Pull out every line of the records that contains the word "mascot". Letter case matters.

(A run of records)
· · · ·
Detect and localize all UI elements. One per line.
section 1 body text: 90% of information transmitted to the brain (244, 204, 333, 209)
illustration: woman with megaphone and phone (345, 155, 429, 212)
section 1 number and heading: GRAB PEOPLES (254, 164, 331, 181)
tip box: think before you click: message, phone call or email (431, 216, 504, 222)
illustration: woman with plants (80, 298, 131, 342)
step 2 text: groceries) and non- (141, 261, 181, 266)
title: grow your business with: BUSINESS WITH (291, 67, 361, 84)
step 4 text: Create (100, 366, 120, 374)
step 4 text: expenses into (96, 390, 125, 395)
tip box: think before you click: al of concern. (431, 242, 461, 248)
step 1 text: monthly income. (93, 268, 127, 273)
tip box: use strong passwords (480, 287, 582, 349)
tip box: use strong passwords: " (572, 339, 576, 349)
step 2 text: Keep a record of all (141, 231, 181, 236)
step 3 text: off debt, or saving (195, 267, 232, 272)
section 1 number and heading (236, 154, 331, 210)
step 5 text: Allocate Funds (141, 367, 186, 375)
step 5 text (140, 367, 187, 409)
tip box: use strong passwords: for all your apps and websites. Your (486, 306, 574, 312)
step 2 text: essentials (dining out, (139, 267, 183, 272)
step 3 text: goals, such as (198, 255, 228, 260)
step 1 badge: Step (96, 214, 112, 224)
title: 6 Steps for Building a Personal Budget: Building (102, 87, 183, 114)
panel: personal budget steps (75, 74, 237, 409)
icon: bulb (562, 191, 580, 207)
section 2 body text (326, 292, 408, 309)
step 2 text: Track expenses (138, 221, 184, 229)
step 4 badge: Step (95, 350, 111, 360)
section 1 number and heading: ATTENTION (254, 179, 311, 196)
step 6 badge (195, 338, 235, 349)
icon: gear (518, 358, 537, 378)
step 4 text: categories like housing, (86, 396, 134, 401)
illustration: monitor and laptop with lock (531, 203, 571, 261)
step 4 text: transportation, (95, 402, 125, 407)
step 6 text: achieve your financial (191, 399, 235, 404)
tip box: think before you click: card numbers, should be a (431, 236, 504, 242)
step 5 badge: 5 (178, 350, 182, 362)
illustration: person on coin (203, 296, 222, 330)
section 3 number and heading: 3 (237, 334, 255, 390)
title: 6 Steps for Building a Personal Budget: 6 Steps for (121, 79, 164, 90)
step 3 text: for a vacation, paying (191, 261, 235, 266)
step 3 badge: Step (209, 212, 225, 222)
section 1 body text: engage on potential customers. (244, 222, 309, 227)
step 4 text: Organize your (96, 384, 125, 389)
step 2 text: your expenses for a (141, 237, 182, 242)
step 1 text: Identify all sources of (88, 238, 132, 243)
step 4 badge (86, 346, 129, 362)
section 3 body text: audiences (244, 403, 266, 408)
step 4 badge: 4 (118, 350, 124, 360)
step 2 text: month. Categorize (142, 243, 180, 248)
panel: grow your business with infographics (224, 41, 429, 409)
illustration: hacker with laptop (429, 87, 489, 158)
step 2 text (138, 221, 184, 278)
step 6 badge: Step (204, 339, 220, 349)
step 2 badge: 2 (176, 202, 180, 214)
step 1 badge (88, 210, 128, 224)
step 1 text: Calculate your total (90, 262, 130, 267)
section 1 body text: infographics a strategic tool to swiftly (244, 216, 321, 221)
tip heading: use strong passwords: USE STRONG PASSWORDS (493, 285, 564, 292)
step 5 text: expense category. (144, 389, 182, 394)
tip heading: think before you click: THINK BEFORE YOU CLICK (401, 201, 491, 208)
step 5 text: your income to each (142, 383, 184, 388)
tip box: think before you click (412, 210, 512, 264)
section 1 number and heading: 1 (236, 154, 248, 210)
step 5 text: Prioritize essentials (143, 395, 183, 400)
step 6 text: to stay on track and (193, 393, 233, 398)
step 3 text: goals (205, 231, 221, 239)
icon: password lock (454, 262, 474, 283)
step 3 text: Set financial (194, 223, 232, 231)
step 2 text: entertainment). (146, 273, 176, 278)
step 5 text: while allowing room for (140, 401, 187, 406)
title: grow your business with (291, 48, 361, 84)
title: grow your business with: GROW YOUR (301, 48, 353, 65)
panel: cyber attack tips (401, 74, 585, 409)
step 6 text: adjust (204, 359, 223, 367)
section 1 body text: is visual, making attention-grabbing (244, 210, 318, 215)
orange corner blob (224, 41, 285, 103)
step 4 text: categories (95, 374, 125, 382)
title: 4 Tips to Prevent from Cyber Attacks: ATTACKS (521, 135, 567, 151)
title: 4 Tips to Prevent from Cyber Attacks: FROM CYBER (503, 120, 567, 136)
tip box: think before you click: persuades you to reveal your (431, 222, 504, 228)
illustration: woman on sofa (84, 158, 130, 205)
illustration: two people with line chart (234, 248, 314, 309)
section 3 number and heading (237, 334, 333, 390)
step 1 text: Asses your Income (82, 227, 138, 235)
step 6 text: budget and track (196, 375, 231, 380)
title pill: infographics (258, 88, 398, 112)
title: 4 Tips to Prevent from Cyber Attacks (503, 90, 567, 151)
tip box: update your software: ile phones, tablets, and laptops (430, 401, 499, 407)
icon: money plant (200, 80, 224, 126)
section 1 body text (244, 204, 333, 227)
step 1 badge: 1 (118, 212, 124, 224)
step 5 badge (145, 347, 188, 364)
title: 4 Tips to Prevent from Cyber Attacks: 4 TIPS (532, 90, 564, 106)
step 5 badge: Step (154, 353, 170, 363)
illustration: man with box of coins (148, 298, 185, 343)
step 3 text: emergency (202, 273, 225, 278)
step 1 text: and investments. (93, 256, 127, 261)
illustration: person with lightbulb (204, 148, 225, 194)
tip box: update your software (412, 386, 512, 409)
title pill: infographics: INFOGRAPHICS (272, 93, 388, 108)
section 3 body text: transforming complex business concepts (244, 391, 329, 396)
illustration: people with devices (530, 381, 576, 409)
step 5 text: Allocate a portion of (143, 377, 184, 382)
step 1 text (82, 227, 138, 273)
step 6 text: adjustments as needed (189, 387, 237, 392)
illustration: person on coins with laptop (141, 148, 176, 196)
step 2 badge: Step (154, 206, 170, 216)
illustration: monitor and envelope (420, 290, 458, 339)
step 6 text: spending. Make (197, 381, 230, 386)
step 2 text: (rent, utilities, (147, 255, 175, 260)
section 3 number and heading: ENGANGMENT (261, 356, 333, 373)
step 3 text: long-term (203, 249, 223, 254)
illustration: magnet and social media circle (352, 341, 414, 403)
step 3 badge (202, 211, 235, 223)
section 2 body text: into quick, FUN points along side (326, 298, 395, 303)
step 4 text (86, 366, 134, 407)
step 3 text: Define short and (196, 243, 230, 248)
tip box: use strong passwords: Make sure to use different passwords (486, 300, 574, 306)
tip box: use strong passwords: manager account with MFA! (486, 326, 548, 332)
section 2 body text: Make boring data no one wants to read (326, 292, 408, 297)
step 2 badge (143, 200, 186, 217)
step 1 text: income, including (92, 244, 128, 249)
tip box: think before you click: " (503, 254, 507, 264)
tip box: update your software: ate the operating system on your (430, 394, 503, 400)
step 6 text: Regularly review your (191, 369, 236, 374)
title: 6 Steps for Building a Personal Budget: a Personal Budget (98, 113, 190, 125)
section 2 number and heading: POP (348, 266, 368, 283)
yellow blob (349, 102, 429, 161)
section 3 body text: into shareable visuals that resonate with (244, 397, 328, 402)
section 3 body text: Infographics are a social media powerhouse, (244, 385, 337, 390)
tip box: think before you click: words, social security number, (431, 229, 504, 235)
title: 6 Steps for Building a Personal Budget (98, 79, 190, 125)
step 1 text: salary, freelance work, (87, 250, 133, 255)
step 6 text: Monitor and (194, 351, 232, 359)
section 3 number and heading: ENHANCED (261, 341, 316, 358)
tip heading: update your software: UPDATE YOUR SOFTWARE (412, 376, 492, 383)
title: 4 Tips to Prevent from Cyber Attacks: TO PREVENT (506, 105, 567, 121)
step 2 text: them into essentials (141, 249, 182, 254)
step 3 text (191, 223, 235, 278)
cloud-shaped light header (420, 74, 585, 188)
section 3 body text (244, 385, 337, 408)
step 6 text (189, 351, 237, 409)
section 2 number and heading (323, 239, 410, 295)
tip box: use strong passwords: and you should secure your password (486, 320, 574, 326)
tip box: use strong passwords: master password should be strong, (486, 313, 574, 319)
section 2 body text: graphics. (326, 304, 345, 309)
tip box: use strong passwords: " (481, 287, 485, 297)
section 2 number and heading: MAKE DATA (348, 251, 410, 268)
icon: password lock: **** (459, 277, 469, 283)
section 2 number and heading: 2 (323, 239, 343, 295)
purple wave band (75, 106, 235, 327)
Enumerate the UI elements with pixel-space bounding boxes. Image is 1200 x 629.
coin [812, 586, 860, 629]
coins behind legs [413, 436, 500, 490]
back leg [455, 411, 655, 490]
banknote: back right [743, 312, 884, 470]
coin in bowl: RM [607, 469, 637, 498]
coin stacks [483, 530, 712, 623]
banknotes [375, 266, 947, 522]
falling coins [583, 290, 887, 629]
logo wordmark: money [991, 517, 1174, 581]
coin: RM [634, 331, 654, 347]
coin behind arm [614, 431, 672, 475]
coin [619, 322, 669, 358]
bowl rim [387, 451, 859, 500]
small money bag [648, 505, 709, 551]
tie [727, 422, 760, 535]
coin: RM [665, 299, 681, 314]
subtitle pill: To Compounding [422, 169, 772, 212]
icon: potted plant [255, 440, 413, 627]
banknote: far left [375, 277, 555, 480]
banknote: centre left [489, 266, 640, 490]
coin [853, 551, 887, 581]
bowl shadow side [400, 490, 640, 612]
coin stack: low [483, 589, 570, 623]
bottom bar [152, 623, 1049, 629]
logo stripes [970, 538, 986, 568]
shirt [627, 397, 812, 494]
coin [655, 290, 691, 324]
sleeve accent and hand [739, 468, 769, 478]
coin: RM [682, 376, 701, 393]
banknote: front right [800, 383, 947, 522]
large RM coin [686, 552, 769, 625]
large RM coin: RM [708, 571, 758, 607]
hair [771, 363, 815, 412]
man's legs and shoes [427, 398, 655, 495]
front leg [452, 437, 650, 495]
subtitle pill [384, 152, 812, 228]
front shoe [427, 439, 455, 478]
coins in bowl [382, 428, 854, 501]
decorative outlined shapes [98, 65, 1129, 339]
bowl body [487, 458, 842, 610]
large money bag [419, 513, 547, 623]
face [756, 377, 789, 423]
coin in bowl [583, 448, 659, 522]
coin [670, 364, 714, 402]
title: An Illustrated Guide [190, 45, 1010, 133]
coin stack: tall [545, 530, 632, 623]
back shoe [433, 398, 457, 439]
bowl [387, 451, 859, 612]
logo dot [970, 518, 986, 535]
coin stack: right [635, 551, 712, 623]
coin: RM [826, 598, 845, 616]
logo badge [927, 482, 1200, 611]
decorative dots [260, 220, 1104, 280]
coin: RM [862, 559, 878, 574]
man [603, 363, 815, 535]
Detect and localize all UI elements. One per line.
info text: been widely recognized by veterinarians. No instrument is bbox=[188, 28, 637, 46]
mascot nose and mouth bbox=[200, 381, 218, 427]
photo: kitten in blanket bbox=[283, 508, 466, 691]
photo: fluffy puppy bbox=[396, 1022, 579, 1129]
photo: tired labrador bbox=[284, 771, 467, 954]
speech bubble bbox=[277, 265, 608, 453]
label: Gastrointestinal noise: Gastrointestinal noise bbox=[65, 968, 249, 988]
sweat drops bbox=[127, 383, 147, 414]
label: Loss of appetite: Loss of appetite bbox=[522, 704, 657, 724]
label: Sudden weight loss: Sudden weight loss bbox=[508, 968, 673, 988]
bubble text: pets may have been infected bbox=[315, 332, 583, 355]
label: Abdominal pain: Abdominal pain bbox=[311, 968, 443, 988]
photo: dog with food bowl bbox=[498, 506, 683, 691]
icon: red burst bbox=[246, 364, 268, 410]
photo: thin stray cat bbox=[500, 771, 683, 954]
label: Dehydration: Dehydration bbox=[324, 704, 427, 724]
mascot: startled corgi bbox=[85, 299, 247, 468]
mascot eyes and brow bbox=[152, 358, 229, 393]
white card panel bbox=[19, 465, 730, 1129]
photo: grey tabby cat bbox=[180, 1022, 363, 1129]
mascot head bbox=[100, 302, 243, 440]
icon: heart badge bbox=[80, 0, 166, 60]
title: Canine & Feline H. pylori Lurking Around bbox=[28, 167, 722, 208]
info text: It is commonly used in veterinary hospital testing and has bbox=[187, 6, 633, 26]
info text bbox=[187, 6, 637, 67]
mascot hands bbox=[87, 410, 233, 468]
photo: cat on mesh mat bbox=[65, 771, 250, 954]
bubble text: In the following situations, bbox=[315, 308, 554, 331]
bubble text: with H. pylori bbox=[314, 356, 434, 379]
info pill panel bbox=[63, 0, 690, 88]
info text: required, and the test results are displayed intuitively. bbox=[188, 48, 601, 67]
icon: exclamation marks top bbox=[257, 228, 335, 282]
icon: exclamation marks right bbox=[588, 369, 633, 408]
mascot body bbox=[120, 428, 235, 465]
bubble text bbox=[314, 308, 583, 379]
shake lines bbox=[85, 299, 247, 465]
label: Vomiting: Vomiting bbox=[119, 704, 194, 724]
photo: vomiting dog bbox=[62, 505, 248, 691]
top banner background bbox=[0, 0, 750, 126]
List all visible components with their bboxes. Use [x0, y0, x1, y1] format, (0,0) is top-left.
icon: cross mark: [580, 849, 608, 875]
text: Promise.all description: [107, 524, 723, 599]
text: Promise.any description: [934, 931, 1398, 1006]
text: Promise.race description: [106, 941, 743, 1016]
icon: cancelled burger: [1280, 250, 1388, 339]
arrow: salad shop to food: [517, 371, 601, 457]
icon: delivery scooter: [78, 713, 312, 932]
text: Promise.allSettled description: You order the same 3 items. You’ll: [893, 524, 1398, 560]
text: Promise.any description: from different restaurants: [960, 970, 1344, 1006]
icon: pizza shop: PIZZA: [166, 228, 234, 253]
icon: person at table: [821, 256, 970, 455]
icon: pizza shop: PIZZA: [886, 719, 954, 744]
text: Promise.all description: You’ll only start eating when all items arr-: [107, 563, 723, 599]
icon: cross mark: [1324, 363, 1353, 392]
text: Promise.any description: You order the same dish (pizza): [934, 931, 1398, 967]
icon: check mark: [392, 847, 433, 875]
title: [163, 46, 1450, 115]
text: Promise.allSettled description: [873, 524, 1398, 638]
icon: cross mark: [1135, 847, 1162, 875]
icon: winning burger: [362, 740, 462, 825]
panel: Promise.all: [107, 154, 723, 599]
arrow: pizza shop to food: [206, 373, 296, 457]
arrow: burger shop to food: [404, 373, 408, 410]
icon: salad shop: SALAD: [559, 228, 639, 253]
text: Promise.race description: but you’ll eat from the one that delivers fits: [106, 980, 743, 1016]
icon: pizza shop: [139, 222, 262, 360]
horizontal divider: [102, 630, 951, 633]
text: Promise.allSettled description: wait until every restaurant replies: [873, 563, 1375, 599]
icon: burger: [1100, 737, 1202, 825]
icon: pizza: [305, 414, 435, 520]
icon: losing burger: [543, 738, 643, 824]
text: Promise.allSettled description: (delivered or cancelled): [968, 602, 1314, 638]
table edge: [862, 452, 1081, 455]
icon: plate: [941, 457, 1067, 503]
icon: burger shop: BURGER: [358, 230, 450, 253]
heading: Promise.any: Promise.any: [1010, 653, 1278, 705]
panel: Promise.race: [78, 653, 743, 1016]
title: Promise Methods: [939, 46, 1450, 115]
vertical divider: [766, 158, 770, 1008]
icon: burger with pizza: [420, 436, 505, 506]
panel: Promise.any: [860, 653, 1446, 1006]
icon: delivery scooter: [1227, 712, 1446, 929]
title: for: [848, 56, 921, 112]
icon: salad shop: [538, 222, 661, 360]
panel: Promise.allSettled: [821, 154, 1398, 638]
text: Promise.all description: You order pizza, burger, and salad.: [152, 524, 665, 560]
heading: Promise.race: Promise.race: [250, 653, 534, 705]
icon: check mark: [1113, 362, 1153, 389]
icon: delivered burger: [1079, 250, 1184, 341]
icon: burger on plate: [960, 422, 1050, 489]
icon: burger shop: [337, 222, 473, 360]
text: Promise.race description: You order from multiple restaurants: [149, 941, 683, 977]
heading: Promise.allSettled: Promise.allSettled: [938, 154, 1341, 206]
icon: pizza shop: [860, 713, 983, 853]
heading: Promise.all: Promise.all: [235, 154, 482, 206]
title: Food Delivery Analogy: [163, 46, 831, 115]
· · · ·
• **FULL ANSWER**
mascot nose and mouth bbox=[200, 381, 218, 427]
mascot: startled corgi bbox=[85, 299, 247, 468]
mascot eyes and brow bbox=[152, 358, 229, 393]
mascot head bbox=[100, 302, 243, 440]
mascot hands bbox=[87, 410, 233, 468]
mascot body bbox=[120, 428, 235, 465]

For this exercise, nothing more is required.